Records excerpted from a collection
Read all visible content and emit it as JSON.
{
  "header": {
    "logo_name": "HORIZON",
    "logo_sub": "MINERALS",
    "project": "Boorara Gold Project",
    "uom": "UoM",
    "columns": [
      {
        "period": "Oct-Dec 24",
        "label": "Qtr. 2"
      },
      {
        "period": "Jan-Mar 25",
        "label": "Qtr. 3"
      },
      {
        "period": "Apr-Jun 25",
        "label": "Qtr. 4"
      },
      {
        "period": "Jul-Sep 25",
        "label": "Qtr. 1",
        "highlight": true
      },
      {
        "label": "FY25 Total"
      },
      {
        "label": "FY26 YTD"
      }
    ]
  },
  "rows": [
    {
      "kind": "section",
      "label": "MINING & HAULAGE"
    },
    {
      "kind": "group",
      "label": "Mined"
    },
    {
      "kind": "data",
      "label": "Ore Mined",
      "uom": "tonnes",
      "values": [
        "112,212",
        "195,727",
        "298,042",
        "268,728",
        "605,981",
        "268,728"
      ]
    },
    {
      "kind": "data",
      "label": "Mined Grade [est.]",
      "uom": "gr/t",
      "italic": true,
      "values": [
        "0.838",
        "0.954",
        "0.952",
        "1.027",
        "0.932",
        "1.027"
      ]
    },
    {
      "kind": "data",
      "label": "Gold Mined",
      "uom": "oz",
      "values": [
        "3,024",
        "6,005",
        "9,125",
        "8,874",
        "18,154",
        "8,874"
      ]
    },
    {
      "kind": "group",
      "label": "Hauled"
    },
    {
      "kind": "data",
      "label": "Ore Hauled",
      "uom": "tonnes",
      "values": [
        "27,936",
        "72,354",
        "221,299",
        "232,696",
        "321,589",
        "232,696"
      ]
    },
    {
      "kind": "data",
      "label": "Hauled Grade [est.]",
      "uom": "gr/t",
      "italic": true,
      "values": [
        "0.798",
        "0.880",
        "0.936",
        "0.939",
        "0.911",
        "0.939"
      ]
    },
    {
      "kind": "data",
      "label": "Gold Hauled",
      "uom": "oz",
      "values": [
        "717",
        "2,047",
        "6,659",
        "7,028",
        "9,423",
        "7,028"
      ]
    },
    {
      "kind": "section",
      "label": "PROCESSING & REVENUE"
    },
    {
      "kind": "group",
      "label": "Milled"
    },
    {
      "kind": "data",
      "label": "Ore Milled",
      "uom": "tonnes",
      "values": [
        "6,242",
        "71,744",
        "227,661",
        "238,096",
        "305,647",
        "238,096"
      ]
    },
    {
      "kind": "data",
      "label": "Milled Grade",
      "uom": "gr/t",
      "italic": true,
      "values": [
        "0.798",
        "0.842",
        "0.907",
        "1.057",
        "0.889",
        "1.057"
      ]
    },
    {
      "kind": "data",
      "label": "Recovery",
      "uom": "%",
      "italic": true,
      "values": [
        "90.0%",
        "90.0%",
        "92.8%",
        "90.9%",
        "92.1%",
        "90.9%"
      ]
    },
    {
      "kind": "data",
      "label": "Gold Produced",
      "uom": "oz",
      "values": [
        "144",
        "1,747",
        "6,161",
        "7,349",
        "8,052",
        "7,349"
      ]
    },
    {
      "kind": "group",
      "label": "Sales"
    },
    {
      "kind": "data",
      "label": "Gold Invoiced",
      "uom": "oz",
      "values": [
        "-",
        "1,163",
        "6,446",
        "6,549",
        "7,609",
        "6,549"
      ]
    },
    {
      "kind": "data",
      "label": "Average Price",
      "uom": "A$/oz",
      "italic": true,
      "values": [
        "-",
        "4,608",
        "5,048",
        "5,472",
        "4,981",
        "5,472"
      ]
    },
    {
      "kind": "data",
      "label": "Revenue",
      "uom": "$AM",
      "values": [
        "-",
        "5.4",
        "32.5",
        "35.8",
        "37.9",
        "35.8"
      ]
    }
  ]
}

# Task statement:
Scan the lines above for "Mined", then copy every one that has it.

# Reply:
      "label": "Mined"
      "label": "Ore Mined",
      "label": "Mined Grade [est.]",
      "label": "Gold Mined",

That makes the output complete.